SET PROBLEM » Each line containing the word "frac" must be reported.
○ ○ ○ ○
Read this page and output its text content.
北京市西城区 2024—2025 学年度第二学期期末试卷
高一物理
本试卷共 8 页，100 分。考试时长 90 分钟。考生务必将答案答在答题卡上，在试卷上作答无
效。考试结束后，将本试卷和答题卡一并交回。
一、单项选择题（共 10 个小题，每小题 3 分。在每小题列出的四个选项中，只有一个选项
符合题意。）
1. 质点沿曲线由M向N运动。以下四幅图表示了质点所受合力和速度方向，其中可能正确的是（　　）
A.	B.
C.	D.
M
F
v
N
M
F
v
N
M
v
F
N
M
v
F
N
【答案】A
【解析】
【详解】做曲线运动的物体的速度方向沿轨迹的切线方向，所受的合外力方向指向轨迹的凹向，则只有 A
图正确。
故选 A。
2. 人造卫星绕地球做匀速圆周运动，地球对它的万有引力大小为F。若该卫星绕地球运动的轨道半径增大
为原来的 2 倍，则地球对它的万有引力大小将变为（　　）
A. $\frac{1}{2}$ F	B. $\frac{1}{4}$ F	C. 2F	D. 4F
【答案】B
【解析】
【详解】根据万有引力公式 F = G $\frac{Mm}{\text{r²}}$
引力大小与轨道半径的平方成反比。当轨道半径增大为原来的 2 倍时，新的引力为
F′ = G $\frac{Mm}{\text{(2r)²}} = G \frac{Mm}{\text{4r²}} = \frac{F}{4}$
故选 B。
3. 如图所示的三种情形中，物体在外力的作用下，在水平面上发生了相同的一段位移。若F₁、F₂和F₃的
○ ○ ○ ○
WRITTEN REPLY »
A. $\frac{1}{2}$ F	B. $\frac{1}{4}$ F	C. 2F	D. 4F
【详解】根据万有引力公式 F = G $\frac{Mm}{\text{r²}}$
F′ = G $\frac{Mm}{\text{(2r)²}} = G \frac{Mm}{\text{4r²}} = \frac{F}{4}$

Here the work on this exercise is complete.